** START **

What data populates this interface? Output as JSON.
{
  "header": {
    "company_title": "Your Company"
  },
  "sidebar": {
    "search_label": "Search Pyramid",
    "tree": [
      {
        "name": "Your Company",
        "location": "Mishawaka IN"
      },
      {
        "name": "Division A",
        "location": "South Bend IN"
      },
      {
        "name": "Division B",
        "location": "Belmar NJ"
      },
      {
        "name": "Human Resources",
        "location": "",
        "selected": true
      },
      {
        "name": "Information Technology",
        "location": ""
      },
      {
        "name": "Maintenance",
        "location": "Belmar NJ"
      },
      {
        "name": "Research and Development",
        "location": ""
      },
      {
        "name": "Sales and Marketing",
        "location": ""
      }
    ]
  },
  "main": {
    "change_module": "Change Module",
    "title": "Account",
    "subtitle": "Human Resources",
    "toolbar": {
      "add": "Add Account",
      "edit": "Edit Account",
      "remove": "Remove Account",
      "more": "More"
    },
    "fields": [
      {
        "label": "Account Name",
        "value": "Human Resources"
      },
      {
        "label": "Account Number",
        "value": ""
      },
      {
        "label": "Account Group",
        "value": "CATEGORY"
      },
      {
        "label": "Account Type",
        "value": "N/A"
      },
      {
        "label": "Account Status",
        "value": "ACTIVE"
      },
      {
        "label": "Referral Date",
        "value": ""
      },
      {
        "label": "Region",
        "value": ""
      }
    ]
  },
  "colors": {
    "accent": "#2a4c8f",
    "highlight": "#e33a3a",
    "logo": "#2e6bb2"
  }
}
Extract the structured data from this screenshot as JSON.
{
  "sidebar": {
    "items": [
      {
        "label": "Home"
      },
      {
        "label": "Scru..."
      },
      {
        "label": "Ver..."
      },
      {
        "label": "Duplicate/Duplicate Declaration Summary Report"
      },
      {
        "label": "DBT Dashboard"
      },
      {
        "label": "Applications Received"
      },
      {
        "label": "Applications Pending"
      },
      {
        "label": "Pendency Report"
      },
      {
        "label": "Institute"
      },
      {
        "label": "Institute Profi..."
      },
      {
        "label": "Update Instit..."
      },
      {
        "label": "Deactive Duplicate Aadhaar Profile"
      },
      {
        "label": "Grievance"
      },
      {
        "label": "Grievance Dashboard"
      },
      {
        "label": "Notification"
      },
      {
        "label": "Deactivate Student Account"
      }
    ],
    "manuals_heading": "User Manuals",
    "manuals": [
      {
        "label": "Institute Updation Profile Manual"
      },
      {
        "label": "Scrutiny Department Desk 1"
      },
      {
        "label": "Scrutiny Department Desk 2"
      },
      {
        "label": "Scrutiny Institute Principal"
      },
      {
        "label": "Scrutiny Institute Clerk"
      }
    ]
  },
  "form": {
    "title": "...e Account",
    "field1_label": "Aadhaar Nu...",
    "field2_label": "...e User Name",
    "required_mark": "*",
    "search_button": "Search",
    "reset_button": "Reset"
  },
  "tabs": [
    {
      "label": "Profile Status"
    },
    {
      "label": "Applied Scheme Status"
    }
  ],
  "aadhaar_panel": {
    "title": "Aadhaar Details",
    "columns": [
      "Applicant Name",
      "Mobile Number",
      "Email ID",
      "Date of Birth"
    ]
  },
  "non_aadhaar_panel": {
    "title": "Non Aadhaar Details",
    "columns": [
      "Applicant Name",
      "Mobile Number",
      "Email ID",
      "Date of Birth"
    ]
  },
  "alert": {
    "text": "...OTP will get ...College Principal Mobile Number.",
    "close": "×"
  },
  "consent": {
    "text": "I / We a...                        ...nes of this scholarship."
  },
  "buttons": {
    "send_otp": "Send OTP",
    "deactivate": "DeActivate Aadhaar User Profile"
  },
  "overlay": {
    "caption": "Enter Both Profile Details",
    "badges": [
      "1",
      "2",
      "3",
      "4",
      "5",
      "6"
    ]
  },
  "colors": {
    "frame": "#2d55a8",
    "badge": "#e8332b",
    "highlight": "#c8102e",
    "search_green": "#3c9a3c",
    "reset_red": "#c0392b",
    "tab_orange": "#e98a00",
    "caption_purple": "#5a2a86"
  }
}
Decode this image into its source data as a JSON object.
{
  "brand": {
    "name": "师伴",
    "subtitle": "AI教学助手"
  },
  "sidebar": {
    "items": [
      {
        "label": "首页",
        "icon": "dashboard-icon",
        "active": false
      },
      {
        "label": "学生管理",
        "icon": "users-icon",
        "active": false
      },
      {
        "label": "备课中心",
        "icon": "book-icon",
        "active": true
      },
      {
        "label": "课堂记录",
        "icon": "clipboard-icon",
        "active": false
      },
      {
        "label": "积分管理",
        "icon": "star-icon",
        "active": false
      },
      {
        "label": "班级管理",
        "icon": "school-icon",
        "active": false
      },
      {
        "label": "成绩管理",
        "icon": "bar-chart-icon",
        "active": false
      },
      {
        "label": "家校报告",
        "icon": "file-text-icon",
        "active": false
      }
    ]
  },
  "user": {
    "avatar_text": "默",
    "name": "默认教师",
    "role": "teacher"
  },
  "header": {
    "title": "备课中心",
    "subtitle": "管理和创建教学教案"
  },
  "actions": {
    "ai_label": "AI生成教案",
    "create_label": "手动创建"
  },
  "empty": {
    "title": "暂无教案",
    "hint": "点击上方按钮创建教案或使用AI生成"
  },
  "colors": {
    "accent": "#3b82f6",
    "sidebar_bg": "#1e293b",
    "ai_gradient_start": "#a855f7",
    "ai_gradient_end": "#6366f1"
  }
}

** END **

### [TASK BRIEF]
Check each line of the data above for the string "Institute" and report only how many lines have it.

### [FINAL RESULT]
5